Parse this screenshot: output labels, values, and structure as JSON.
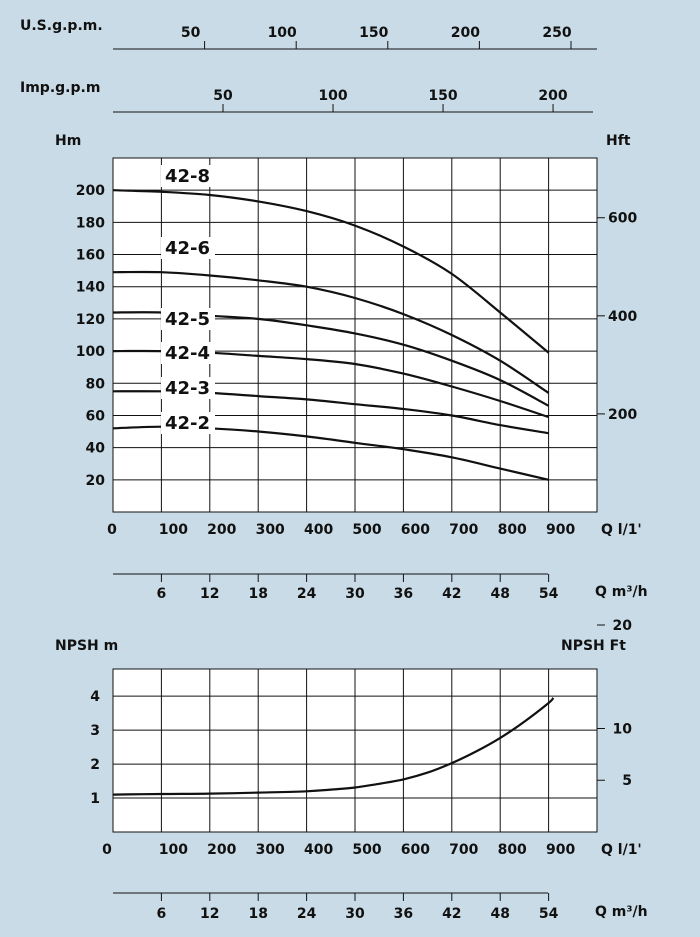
{
  "chart_data": [
    {
      "type": "line",
      "title": "",
      "top_axes": [
        {
          "label": "U.S.g.p.m.",
          "ticks": [
            50,
            100,
            150,
            200,
            250
          ]
        },
        {
          "label": "Imp.g.p.m",
          "ticks": [
            50,
            100,
            150,
            200
          ]
        }
      ],
      "xlabel": "Q l/1'",
      "xlim": [
        0,
        1000
      ],
      "x_ticks": [
        0,
        100,
        200,
        300,
        400,
        500,
        600,
        700,
        800,
        900
      ],
      "secondary_xlabel": "Q m³/h",
      "secondary_x_ticks": [
        6,
        12,
        18,
        24,
        30,
        36,
        42,
        48,
        54
      ],
      "ylabel": "Hm",
      "ylim": [
        0,
        220
      ],
      "y_ticks": [
        20,
        40,
        60,
        80,
        100,
        120,
        140,
        160,
        180,
        200
      ],
      "y2label": "Hft",
      "y2_ticks": [
        200,
        400,
        600
      ],
      "grid": true,
      "series": [
        {
          "name": "42-8",
          "x": [
            0,
            100,
            200,
            300,
            400,
            500,
            600,
            700,
            800,
            900
          ],
          "values": [
            200,
            199,
            197,
            193,
            187,
            178,
            165,
            148,
            124,
            99
          ]
        },
        {
          "name": "42-6",
          "x": [
            0,
            100,
            200,
            300,
            400,
            500,
            600,
            700,
            800,
            900
          ],
          "values": [
            149,
            149,
            147,
            144,
            140,
            133,
            123,
            110,
            94,
            74
          ]
        },
        {
          "name": "42-5",
          "x": [
            0,
            100,
            200,
            300,
            400,
            500,
            600,
            700,
            800,
            900
          ],
          "values": [
            124,
            124,
            122,
            120,
            116,
            111,
            104,
            94,
            82,
            66
          ]
        },
        {
          "name": "42-4",
          "x": [
            0,
            100,
            200,
            300,
            400,
            500,
            600,
            700,
            800,
            900
          ],
          "values": [
            100,
            100,
            99,
            97,
            95,
            92,
            86,
            78,
            69,
            59
          ]
        },
        {
          "name": "42-3",
          "x": [
            0,
            100,
            200,
            300,
            400,
            500,
            600,
            700,
            800,
            900
          ],
          "values": [
            75,
            75,
            74,
            72,
            70,
            67,
            64,
            60,
            54,
            49
          ]
        },
        {
          "name": "42-2",
          "x": [
            0,
            100,
            200,
            300,
            400,
            500,
            600,
            700,
            800,
            900
          ],
          "values": [
            52,
            53,
            52,
            50,
            47,
            43,
            39,
            34,
            27,
            20
          ]
        }
      ]
    },
    {
      "type": "line",
      "title": "",
      "xlabel": "Q l/1'",
      "xlim": [
        0,
        1000
      ],
      "x_ticks": [
        0,
        100,
        200,
        300,
        400,
        500,
        600,
        700,
        800,
        900
      ],
      "secondary_xlabel": "Q m³/h",
      "secondary_x_ticks": [
        6,
        12,
        18,
        24,
        30,
        36,
        42,
        48,
        54
      ],
      "ylabel": "NPSH  m",
      "ylim": [
        0,
        4.8
      ],
      "y_ticks": [
        1,
        2,
        3,
        4
      ],
      "y2label": "NPSH  Ft",
      "y2_ticks": [
        5,
        10,
        20
      ],
      "grid": true,
      "series": [
        {
          "name": "",
          "x": [
            0,
            100,
            200,
            300,
            400,
            450,
            500,
            550,
            600,
            650,
            700,
            750,
            800,
            850,
            900,
            910
          ],
          "values": [
            1.1,
            1.12,
            1.13,
            1.16,
            1.2,
            1.25,
            1.31,
            1.42,
            1.55,
            1.75,
            2.03,
            2.37,
            2.77,
            3.25,
            3.8,
            3.95
          ]
        }
      ]
    }
  ]
}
____
▶ [SHORT EXERCISE]
Omitting all images, retype each line of the records precisely.

▶ [WRITTEN SOLUTION]
Parse this screenshot: output labels, values, and structure as JSON.
{
  "chart_data": [
    {
      "type": "line",
      "title": "",
      "top_axes": [
        {
          "label": "U.S.g.p.m.",
          "ticks": [
            50,
            100,
            150,
            200,
            250
          ]
        },
        {
          "label": "Imp.g.p.m",
          "ticks": [
            50,
            100,
            150,
            200
          ]
        }
      ],
      "xlabel": "Q l/1'",
      "xlim": [
        0,
        1000
      ],
      "x_ticks": [
        0,
        100,
        200,
        300,
        400,
        500,
        600,
        700,
        800,
        900
      ],
      "secondary_xlabel": "Q m³/h",
      "secondary_x_ticks": [
        6,
        12,
        18,
        24,
        30,
        36,
        42,
        48,
        54
      ],
      "ylabel": "Hm",
      "ylim": [
        0,
        220
      ],
      "y_ticks": [
        20,
        40,
        60,
        80,
        100,
        120,
        140,
        160,
        180,
        200
      ],
      "y2label": "Hft",
      "y2_ticks": [
        200,
        400,
        600
      ],
      "grid": true,
      "series": [
        {
          "name": "42-8",
          "x": [
            0,
            100,
            200,
            300,
            400,
            500,
            600,
            700,
            800,
            900
          ],
          "values": [
            200,
            199,
            197,
            193,
            187,
            178,
            165,
            148,
            124,
            99
          ]
        },
        {
          "name": "42-6",
          "x": [
            0,
            100,
            200,
            300,
            400,
            500,
            600,
            700,
            800,
            900
          ],
          "values": [
            149,
            149,
            147,
            144,
            140,
            133,
            123,
            110,
            94,
            74
          ]
        },
        {
          "name": "42-5",
          "x": [
            0,
            100,
            200,
            300,
            400,
            500,
            600,
            700,
            800,
            900
          ],
          "values": [
            124,
            124,
            122,
            120,
            116,
            111,
            104,
            94,
            82,
            66
          ]
        },
        {
          "name": "42-4",
          "x": [
            0,
            100,
            200,
            300,
            400,
            500,
            600,
            700,
            800,
            900
          ],
          "values": [
            100,
            100,
            99,
            97,
            95,
            92,
            86,
            78,
            69,
            59
          ]
        },
        {
          "name": "42-3",
          "x": [
            0,
            100,
            200,
            300,
            400,
            500,
            600,
            700,
            800,
            900
          ],
          "values": [
            75,
            75,
            74,
            72,
            70,
            67,
            64,
            60,
            54,
            49
          ]
        },
        {
          "name": "42-2",
          "x": [
            0,
            100,
            200,
            300,
            400,
            500,
            600,
            700,
            800,
            900
          ],
          "values": [
            52,
            53,
            52,
            50,
            47,
            43,
            39,
            34,
            27,
            20
          ]
        }
      ]
    },
    {
      "type": "line",
      "title": "",
      "xlabel": "Q l/1'",
      "xlim": [
        0,
        1000
      ],
      "x_ticks": [
        0,
        100,
        200,
        300,
        400,
        500,
        600,
        700,
        800,
        900
      ],
      "secondary_xlabel": "Q m³/h",
      "secondary_x_ticks": [
        6,
        12,
        18,
        24,
        30,
        36,
        42,
        48,
        54
      ],
      "ylabel": "NPSH  m",
      "ylim": [
        0,
        4.8
      ],
      "y_ticks": [
        1,
        2,
        3,
        4
      ],
      "y2label": "NPSH  Ft",
      "y2_ticks": [
        5,
        10,
        20
      ],
      "grid": true,
      "series": [
        {
          "name": "",
          "x": [
            0,
            100,
            200,
            300,
            400,
            450,
            500,
            550,
            600,
            650,
            700,
            750,
            800,
            850,
            900,
            910
          ],
          "values": [
            1.1,
            1.12,
            1.13,
            1.16,
            1.2,
            1.25,
            1.31,
            1.42,
            1.55,
            1.75,
            2.03,
            2.37,
            2.77,
            3.25,
            3.8,
            3.95
          ]
        }
      ]
    }
  ]
}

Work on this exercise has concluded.